The problem:
Within the material below, find each line bearing the word "JSON" and present it.

Provided data:
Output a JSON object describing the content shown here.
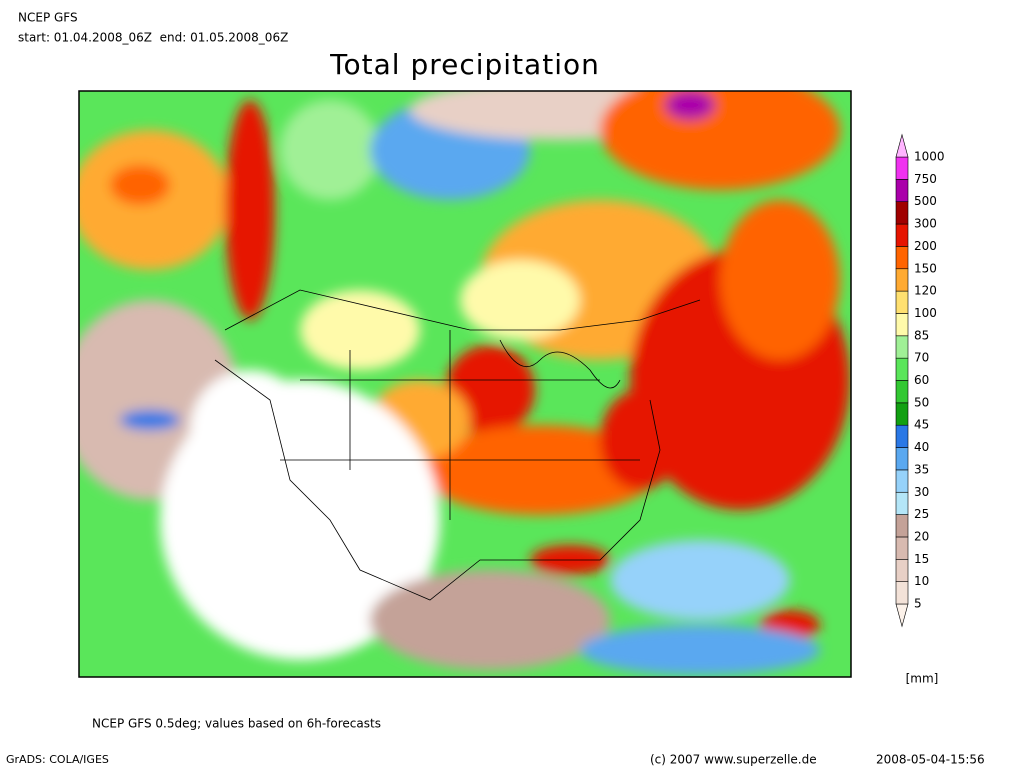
{
  "header": {
    "line1": "NCEP GFS",
    "line2": "start: 01.04.2008_06Z  end: 01.05.2008_06Z"
  },
  "title": "Total precipitation",
  "legend": {
    "unit": "[mm]",
    "below_color": "#fcf2ea",
    "levels": [
      {
        "label": 5,
        "color": "#f3e2d8"
      },
      {
        "label": 10,
        "color": "#e8d0c6"
      },
      {
        "label": 15,
        "color": "#d8bab0"
      },
      {
        "label": 20,
        "color": "#c4a298"
      },
      {
        "label": 25,
        "color": "#b4e6f8"
      },
      {
        "label": 30,
        "color": "#96d2fa"
      },
      {
        "label": 35,
        "color": "#5aa8f0"
      },
      {
        "label": 40,
        "color": "#2a78e6"
      },
      {
        "label": 45,
        "color": "#12a012"
      },
      {
        "label": 50,
        "color": "#32c832"
      },
      {
        "label": 60,
        "color": "#5ae65a"
      },
      {
        "label": 70,
        "color": "#a0f096"
      },
      {
        "label": 85,
        "color": "#fffaaa"
      },
      {
        "label": 100,
        "color": "#ffe070"
      },
      {
        "label": 120,
        "color": "#ffaa32"
      },
      {
        "label": 150,
        "color": "#ff6400"
      },
      {
        "label": 200,
        "color": "#e61400"
      },
      {
        "label": 300,
        "color": "#a00000"
      },
      {
        "label": 500,
        "color": "#aa00aa"
      },
      {
        "label": 750,
        "color": "#f032f0"
      },
      {
        "label": 1000,
        "color": "#ffb4ff"
      }
    ]
  },
  "footer": {
    "note": "NCEP GFS 0.5deg; values based on 6h-forecasts",
    "software": "GrADS: COLA/IGES",
    "copyright": "(c) 2007 www.superzelle.de",
    "timestamp": "2008-05-04-15:56"
  }
}
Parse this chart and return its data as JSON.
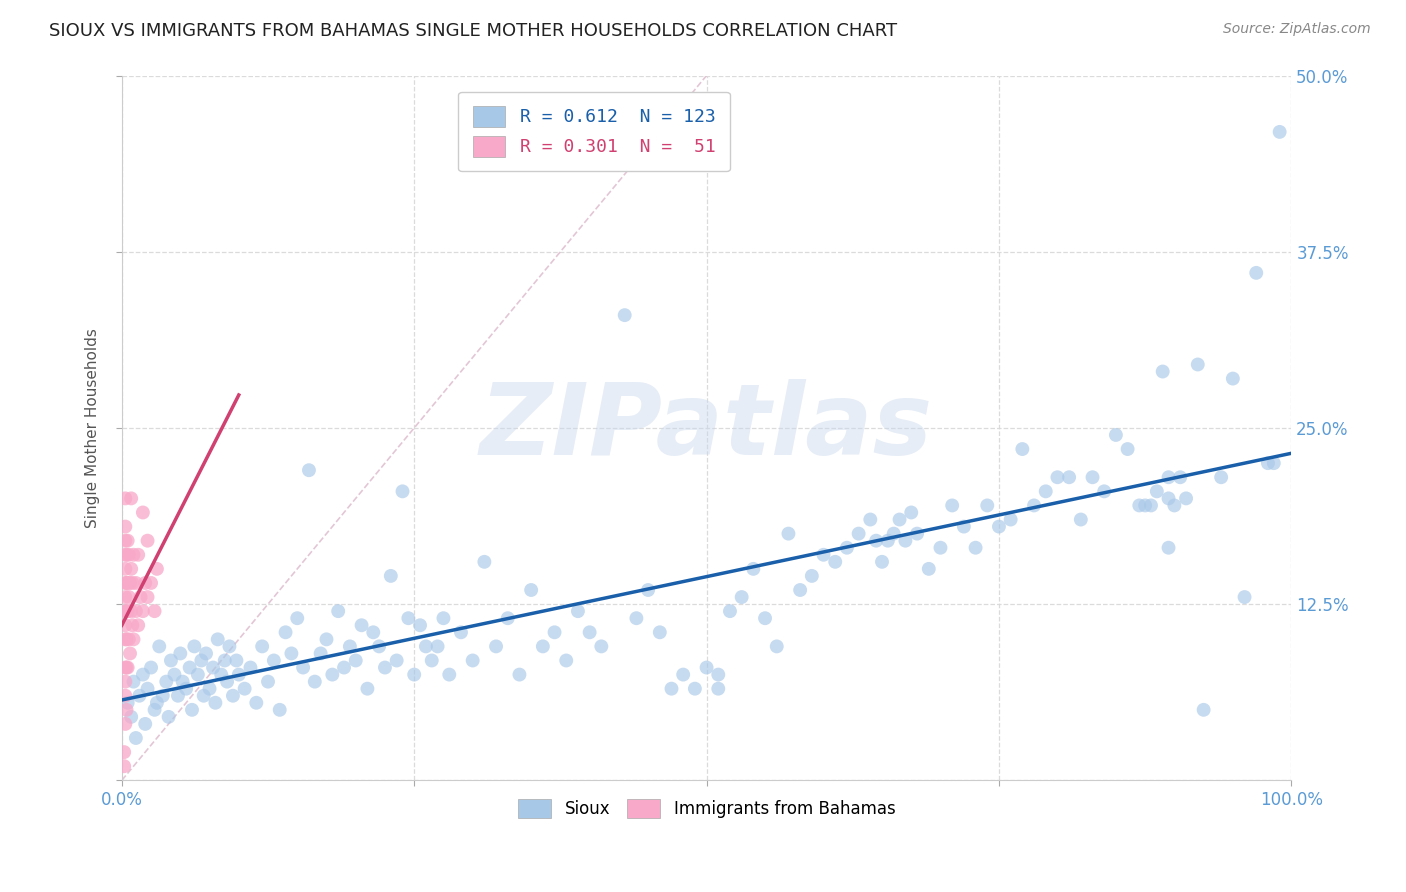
{
  "title": "SIOUX VS IMMIGRANTS FROM BAHAMAS SINGLE MOTHER HOUSEHOLDS CORRELATION CHART",
  "source": "Source: ZipAtlas.com",
  "ylabel": "Single Mother Households",
  "xlim": [
    0,
    1.0
  ],
  "ylim": [
    0,
    0.5
  ],
  "xticks": [
    0.0,
    0.25,
    0.5,
    0.75,
    1.0
  ],
  "xtick_labels": [
    "0.0%",
    "",
    "",
    "",
    "100.0%"
  ],
  "yticks": [
    0.0,
    0.125,
    0.25,
    0.375,
    0.5
  ],
  "ytick_labels_right": [
    "",
    "12.5%",
    "25.0%",
    "37.5%",
    "50.0%"
  ],
  "sioux_color": "#a8c8e8",
  "bahamas_color": "#f8a8c8",
  "trendline_sioux_color": "#1a5faa",
  "trendline_bahamas_color": "#d04070",
  "diagonal_color": "#e0c0d0",
  "watermark": "ZIPatlas",
  "background_color": "#ffffff",
  "grid_color": "#d8d8d8",
  "title_fontsize": 13,
  "axis_label_fontsize": 11,
  "tick_fontsize": 12,
  "tick_color": "#5b9bd5",
  "sioux_points": [
    [
      0.005,
      0.055
    ],
    [
      0.008,
      0.045
    ],
    [
      0.01,
      0.07
    ],
    [
      0.012,
      0.03
    ],
    [
      0.015,
      0.06
    ],
    [
      0.018,
      0.075
    ],
    [
      0.02,
      0.04
    ],
    [
      0.022,
      0.065
    ],
    [
      0.025,
      0.08
    ],
    [
      0.028,
      0.05
    ],
    [
      0.03,
      0.055
    ],
    [
      0.032,
      0.095
    ],
    [
      0.035,
      0.06
    ],
    [
      0.038,
      0.07
    ],
    [
      0.04,
      0.045
    ],
    [
      0.042,
      0.085
    ],
    [
      0.045,
      0.075
    ],
    [
      0.048,
      0.06
    ],
    [
      0.05,
      0.09
    ],
    [
      0.052,
      0.07
    ],
    [
      0.055,
      0.065
    ],
    [
      0.058,
      0.08
    ],
    [
      0.06,
      0.05
    ],
    [
      0.062,
      0.095
    ],
    [
      0.065,
      0.075
    ],
    [
      0.068,
      0.085
    ],
    [
      0.07,
      0.06
    ],
    [
      0.072,
      0.09
    ],
    [
      0.075,
      0.065
    ],
    [
      0.078,
      0.08
    ],
    [
      0.08,
      0.055
    ],
    [
      0.082,
      0.1
    ],
    [
      0.085,
      0.075
    ],
    [
      0.088,
      0.085
    ],
    [
      0.09,
      0.07
    ],
    [
      0.092,
      0.095
    ],
    [
      0.095,
      0.06
    ],
    [
      0.098,
      0.085
    ],
    [
      0.1,
      0.075
    ],
    [
      0.105,
      0.065
    ],
    [
      0.11,
      0.08
    ],
    [
      0.115,
      0.055
    ],
    [
      0.12,
      0.095
    ],
    [
      0.125,
      0.07
    ],
    [
      0.13,
      0.085
    ],
    [
      0.135,
      0.05
    ],
    [
      0.14,
      0.105
    ],
    [
      0.145,
      0.09
    ],
    [
      0.15,
      0.115
    ],
    [
      0.155,
      0.08
    ],
    [
      0.16,
      0.22
    ],
    [
      0.165,
      0.07
    ],
    [
      0.17,
      0.09
    ],
    [
      0.175,
      0.1
    ],
    [
      0.18,
      0.075
    ],
    [
      0.185,
      0.12
    ],
    [
      0.19,
      0.08
    ],
    [
      0.195,
      0.095
    ],
    [
      0.2,
      0.085
    ],
    [
      0.205,
      0.11
    ],
    [
      0.21,
      0.065
    ],
    [
      0.215,
      0.105
    ],
    [
      0.22,
      0.095
    ],
    [
      0.225,
      0.08
    ],
    [
      0.23,
      0.145
    ],
    [
      0.235,
      0.085
    ],
    [
      0.24,
      0.205
    ],
    [
      0.245,
      0.115
    ],
    [
      0.25,
      0.075
    ],
    [
      0.255,
      0.11
    ],
    [
      0.26,
      0.095
    ],
    [
      0.265,
      0.085
    ],
    [
      0.27,
      0.095
    ],
    [
      0.275,
      0.115
    ],
    [
      0.28,
      0.075
    ],
    [
      0.29,
      0.105
    ],
    [
      0.3,
      0.085
    ],
    [
      0.31,
      0.155
    ],
    [
      0.32,
      0.095
    ],
    [
      0.33,
      0.115
    ],
    [
      0.34,
      0.075
    ],
    [
      0.35,
      0.135
    ],
    [
      0.36,
      0.095
    ],
    [
      0.37,
      0.105
    ],
    [
      0.38,
      0.085
    ],
    [
      0.39,
      0.12
    ],
    [
      0.4,
      0.105
    ],
    [
      0.41,
      0.095
    ],
    [
      0.43,
      0.33
    ],
    [
      0.44,
      0.115
    ],
    [
      0.45,
      0.135
    ],
    [
      0.46,
      0.105
    ],
    [
      0.47,
      0.065
    ],
    [
      0.48,
      0.075
    ],
    [
      0.49,
      0.065
    ],
    [
      0.5,
      0.08
    ],
    [
      0.51,
      0.065
    ],
    [
      0.51,
      0.075
    ],
    [
      0.52,
      0.12
    ],
    [
      0.53,
      0.13
    ],
    [
      0.54,
      0.15
    ],
    [
      0.55,
      0.115
    ],
    [
      0.56,
      0.095
    ],
    [
      0.57,
      0.175
    ],
    [
      0.58,
      0.135
    ],
    [
      0.59,
      0.145
    ],
    [
      0.6,
      0.16
    ],
    [
      0.61,
      0.155
    ],
    [
      0.62,
      0.165
    ],
    [
      0.63,
      0.175
    ],
    [
      0.64,
      0.185
    ],
    [
      0.645,
      0.17
    ],
    [
      0.65,
      0.155
    ],
    [
      0.655,
      0.17
    ],
    [
      0.66,
      0.175
    ],
    [
      0.665,
      0.185
    ],
    [
      0.67,
      0.17
    ],
    [
      0.675,
      0.19
    ],
    [
      0.68,
      0.175
    ],
    [
      0.69,
      0.15
    ],
    [
      0.7,
      0.165
    ],
    [
      0.71,
      0.195
    ],
    [
      0.72,
      0.18
    ],
    [
      0.73,
      0.165
    ],
    [
      0.74,
      0.195
    ],
    [
      0.75,
      0.18
    ],
    [
      0.76,
      0.185
    ],
    [
      0.77,
      0.235
    ],
    [
      0.78,
      0.195
    ],
    [
      0.79,
      0.205
    ],
    [
      0.8,
      0.215
    ],
    [
      0.81,
      0.215
    ],
    [
      0.82,
      0.185
    ],
    [
      0.83,
      0.215
    ],
    [
      0.84,
      0.205
    ],
    [
      0.85,
      0.245
    ],
    [
      0.86,
      0.235
    ],
    [
      0.87,
      0.195
    ],
    [
      0.875,
      0.195
    ],
    [
      0.88,
      0.195
    ],
    [
      0.885,
      0.205
    ],
    [
      0.89,
      0.29
    ],
    [
      0.895,
      0.165
    ],
    [
      0.895,
      0.2
    ],
    [
      0.895,
      0.215
    ],
    [
      0.9,
      0.195
    ],
    [
      0.905,
      0.215
    ],
    [
      0.91,
      0.2
    ],
    [
      0.92,
      0.295
    ],
    [
      0.925,
      0.05
    ],
    [
      0.94,
      0.215
    ],
    [
      0.95,
      0.285
    ],
    [
      0.96,
      0.13
    ],
    [
      0.97,
      0.36
    ],
    [
      0.98,
      0.225
    ],
    [
      0.985,
      0.225
    ],
    [
      0.99,
      0.46
    ]
  ],
  "bahamas_points": [
    [
      0.002,
      0.01
    ],
    [
      0.003,
      0.04
    ],
    [
      0.003,
      0.07
    ],
    [
      0.003,
      0.08
    ],
    [
      0.003,
      0.1
    ],
    [
      0.003,
      0.11
    ],
    [
      0.003,
      0.12
    ],
    [
      0.003,
      0.13
    ],
    [
      0.003,
      0.14
    ],
    [
      0.003,
      0.15
    ],
    [
      0.003,
      0.16
    ],
    [
      0.003,
      0.17
    ],
    [
      0.003,
      0.18
    ],
    [
      0.003,
      0.06
    ],
    [
      0.003,
      0.2
    ],
    [
      0.004,
      0.05
    ],
    [
      0.004,
      0.08
    ],
    [
      0.004,
      0.1
    ],
    [
      0.004,
      0.12
    ],
    [
      0.004,
      0.14
    ],
    [
      0.004,
      0.16
    ],
    [
      0.005,
      0.08
    ],
    [
      0.005,
      0.12
    ],
    [
      0.005,
      0.14
    ],
    [
      0.005,
      0.17
    ],
    [
      0.006,
      0.1
    ],
    [
      0.006,
      0.13
    ],
    [
      0.006,
      0.16
    ],
    [
      0.007,
      0.09
    ],
    [
      0.007,
      0.14
    ],
    [
      0.008,
      0.12
    ],
    [
      0.008,
      0.15
    ],
    [
      0.008,
      0.2
    ],
    [
      0.009,
      0.11
    ],
    [
      0.009,
      0.14
    ],
    [
      0.01,
      0.1
    ],
    [
      0.01,
      0.16
    ],
    [
      0.012,
      0.12
    ],
    [
      0.012,
      0.14
    ],
    [
      0.014,
      0.11
    ],
    [
      0.014,
      0.16
    ],
    [
      0.016,
      0.13
    ],
    [
      0.018,
      0.12
    ],
    [
      0.018,
      0.19
    ],
    [
      0.02,
      0.14
    ],
    [
      0.022,
      0.13
    ],
    [
      0.022,
      0.17
    ],
    [
      0.025,
      0.14
    ],
    [
      0.028,
      0.12
    ],
    [
      0.03,
      0.15
    ],
    [
      0.002,
      0.02
    ]
  ]
}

Problem solution:
Output a JSON object describing the content shown here.
Parse this chart and return its data as JSON.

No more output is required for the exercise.